• **The exercise**: Read the listing and extract each line that includes the word "type".

• **Data provided**:
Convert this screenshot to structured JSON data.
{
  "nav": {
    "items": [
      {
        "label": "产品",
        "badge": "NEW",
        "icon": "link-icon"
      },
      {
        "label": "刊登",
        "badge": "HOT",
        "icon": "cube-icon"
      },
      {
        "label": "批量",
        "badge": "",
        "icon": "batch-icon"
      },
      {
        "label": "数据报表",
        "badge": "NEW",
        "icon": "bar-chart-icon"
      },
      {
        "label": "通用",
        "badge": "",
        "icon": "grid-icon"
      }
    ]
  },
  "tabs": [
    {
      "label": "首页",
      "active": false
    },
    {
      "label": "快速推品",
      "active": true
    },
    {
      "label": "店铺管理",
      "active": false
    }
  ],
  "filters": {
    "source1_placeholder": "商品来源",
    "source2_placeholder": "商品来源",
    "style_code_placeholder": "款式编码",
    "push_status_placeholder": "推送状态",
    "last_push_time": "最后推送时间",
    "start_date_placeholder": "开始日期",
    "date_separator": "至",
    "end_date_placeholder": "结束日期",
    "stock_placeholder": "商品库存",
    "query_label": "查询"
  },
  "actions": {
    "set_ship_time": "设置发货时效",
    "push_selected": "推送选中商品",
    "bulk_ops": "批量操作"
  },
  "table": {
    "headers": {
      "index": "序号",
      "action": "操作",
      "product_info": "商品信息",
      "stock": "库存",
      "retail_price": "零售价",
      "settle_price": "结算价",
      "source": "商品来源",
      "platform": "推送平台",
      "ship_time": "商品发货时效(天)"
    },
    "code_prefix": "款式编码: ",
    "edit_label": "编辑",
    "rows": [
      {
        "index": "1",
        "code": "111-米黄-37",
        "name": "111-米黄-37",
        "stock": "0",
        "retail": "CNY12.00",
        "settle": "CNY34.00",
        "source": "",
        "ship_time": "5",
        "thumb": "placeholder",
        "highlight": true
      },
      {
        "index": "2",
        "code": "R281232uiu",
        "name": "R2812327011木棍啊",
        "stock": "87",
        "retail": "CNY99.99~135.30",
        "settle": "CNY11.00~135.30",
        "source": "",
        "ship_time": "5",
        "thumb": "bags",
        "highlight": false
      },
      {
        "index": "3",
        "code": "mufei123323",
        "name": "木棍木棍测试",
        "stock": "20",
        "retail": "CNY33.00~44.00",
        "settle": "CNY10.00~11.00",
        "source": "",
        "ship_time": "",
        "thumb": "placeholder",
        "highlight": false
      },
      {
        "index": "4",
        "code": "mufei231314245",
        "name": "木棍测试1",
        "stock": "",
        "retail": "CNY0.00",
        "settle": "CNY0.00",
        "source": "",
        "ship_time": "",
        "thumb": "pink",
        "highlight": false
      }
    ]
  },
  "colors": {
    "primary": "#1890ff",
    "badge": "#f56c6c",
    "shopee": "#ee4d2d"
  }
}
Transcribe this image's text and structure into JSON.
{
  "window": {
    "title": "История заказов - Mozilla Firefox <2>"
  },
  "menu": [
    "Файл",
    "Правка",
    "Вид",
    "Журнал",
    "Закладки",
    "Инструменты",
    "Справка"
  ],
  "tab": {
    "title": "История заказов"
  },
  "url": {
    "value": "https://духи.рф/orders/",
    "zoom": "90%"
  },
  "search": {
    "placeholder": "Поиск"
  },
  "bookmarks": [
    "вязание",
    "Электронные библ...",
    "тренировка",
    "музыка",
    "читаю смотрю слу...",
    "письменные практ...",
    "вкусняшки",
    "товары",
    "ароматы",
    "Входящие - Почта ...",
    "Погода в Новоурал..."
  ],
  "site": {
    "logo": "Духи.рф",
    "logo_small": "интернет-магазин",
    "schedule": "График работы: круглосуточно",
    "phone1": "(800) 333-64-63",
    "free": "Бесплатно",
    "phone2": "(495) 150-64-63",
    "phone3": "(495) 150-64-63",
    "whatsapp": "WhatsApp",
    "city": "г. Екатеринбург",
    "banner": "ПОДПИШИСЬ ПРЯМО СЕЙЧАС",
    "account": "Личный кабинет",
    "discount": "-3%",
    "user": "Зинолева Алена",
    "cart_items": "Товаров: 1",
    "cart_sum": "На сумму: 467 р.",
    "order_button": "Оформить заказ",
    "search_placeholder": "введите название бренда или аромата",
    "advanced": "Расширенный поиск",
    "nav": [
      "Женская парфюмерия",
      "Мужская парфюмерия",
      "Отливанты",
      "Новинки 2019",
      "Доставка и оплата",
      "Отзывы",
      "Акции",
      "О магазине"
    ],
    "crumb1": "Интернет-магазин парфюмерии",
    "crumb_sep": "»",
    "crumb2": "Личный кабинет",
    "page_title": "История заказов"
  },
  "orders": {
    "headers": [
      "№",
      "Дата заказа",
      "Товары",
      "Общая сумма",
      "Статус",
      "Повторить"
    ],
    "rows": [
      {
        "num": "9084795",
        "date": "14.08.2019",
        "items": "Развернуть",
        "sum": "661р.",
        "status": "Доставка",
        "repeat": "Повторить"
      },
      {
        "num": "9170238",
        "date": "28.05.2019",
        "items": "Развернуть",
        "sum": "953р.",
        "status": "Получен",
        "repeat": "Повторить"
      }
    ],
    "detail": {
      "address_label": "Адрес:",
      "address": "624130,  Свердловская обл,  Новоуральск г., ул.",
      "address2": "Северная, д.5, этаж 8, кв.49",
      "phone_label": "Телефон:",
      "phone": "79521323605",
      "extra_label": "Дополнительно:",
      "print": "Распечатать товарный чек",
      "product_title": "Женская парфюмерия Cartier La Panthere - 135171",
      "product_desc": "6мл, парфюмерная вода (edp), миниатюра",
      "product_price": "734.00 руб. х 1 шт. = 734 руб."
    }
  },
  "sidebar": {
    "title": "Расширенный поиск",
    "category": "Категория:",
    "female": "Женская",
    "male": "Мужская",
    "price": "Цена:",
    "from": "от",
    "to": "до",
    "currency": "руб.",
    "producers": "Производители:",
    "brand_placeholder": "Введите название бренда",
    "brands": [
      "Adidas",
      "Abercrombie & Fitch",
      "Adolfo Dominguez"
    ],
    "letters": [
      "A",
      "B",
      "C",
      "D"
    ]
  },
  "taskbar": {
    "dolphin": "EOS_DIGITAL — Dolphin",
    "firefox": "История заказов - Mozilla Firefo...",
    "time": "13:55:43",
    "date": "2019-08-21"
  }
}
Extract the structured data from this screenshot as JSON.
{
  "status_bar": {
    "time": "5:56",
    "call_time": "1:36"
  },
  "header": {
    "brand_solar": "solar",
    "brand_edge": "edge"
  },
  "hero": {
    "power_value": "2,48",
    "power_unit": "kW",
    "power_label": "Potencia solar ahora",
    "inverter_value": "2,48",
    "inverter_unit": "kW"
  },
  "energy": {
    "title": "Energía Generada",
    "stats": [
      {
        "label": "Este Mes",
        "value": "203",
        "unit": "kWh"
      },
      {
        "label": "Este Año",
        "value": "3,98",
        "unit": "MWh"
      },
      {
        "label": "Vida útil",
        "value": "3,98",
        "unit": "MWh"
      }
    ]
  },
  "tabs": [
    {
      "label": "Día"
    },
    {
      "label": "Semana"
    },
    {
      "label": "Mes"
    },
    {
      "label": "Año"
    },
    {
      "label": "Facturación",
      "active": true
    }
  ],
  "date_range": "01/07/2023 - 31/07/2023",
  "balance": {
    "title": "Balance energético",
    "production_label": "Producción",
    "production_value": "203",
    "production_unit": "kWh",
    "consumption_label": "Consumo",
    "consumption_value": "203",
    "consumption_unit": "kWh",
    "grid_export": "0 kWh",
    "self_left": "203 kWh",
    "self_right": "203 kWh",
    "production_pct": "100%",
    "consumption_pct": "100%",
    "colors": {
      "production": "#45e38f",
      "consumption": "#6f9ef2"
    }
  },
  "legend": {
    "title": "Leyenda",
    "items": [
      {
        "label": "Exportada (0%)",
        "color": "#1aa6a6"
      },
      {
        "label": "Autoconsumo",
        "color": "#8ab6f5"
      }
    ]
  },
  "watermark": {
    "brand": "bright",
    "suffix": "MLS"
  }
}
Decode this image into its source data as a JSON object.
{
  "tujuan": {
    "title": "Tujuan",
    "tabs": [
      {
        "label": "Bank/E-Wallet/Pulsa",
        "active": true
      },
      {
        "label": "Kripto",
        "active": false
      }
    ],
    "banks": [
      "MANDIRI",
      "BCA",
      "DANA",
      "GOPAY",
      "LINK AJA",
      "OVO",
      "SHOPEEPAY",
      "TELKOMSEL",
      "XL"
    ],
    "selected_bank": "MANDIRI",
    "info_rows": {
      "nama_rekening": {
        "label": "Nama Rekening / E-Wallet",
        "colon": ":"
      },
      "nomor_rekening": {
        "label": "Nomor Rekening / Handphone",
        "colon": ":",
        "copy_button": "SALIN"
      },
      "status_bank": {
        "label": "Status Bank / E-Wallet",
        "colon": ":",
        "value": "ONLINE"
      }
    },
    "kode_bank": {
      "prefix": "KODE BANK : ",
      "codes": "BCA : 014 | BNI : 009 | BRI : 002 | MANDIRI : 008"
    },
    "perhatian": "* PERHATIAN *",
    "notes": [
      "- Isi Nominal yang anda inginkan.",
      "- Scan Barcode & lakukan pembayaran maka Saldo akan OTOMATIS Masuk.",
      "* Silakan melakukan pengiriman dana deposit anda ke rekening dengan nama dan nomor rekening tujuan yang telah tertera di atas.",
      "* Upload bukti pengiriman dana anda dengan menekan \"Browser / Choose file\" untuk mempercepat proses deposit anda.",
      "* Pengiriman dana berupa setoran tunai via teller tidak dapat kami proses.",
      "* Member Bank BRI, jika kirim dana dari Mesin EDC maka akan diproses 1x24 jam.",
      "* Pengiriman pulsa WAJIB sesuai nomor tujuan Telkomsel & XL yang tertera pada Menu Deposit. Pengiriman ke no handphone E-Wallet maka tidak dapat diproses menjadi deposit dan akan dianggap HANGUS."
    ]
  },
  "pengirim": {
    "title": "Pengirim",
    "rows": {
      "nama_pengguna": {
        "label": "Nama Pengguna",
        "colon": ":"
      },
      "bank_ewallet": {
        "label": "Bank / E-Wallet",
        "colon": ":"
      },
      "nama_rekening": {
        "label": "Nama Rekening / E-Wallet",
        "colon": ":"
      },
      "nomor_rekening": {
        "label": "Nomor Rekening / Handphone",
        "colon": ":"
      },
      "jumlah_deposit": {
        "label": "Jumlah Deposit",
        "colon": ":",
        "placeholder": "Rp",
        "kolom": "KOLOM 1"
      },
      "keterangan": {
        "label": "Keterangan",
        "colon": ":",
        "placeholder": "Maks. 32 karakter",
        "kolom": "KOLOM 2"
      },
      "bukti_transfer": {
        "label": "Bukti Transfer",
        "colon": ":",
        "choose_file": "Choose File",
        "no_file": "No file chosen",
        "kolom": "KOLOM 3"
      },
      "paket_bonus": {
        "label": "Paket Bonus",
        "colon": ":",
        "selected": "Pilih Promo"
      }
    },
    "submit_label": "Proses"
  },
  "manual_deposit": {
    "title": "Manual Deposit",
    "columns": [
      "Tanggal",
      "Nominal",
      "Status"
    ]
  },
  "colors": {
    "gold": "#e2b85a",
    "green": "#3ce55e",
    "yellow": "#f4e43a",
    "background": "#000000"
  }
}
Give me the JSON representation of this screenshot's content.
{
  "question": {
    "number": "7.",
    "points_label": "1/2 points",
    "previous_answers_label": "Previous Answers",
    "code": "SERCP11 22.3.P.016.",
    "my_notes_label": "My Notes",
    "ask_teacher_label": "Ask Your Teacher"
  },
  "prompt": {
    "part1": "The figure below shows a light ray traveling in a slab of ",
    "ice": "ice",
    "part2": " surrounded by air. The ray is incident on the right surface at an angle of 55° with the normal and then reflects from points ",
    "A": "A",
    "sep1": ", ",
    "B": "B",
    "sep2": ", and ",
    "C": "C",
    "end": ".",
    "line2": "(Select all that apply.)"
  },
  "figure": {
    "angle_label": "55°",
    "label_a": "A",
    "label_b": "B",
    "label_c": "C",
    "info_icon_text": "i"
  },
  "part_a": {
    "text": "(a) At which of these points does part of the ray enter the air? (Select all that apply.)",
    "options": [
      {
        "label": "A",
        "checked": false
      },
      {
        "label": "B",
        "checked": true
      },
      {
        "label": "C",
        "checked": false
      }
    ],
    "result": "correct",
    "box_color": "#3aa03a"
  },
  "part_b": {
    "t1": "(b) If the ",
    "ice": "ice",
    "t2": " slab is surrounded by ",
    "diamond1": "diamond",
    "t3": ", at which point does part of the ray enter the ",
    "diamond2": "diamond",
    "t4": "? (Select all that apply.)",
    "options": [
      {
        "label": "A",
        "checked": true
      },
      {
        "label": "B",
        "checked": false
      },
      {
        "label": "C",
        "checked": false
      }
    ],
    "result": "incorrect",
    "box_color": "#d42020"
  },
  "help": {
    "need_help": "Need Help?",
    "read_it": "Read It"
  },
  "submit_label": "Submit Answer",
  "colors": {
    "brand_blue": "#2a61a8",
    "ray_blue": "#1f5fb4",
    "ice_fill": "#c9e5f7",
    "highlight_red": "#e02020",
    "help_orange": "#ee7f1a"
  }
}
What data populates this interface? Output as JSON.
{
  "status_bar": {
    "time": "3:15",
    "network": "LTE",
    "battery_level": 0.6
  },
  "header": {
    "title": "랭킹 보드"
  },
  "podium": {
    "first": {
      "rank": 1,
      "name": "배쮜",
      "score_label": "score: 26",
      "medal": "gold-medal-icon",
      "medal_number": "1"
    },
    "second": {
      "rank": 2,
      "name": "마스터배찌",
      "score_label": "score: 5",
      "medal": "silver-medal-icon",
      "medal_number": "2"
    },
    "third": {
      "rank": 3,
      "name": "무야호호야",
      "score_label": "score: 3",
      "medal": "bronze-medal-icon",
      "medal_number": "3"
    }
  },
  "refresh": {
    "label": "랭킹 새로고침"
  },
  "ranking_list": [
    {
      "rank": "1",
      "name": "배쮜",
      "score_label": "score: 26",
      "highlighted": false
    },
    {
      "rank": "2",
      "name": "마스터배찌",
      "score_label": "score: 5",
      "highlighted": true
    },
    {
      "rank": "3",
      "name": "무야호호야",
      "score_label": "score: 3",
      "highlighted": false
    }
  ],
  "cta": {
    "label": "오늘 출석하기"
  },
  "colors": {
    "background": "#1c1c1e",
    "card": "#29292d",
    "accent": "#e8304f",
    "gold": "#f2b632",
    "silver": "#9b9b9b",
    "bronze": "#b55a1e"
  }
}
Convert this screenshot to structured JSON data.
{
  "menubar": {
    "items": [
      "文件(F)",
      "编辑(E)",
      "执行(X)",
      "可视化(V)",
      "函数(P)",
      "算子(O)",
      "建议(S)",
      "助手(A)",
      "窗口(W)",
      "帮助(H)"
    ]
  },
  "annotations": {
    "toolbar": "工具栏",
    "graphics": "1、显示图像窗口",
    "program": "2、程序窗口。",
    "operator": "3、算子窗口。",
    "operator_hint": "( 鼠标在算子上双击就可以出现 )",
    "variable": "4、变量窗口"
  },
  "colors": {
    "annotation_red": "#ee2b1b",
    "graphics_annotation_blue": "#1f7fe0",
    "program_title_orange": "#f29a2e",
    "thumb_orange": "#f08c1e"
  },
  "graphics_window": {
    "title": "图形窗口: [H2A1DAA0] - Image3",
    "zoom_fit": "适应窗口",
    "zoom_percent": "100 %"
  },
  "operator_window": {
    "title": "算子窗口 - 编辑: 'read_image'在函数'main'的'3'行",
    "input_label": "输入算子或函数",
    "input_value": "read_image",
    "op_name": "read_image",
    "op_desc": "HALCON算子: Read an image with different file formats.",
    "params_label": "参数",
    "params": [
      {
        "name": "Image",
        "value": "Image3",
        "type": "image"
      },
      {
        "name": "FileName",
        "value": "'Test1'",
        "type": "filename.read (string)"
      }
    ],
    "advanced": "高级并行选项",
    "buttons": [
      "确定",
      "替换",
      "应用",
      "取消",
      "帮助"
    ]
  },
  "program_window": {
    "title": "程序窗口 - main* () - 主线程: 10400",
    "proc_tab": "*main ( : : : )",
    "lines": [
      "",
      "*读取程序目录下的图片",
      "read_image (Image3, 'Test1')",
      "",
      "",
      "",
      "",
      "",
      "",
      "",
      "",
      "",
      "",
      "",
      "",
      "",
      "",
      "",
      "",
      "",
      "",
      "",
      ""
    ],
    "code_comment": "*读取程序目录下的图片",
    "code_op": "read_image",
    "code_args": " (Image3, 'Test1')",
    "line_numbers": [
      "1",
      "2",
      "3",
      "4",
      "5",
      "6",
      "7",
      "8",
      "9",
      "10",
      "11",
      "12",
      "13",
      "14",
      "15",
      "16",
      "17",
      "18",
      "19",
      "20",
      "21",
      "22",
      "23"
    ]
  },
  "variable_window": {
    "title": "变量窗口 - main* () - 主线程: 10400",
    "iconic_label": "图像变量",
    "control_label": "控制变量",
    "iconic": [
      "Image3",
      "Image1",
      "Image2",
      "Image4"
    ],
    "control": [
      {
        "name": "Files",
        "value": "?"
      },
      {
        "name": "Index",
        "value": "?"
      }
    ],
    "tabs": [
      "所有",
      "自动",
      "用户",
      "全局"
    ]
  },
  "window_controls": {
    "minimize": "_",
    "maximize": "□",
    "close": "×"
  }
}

• **Solution to the problem**:
        "type": "image"
        "type": "filename.read (string)"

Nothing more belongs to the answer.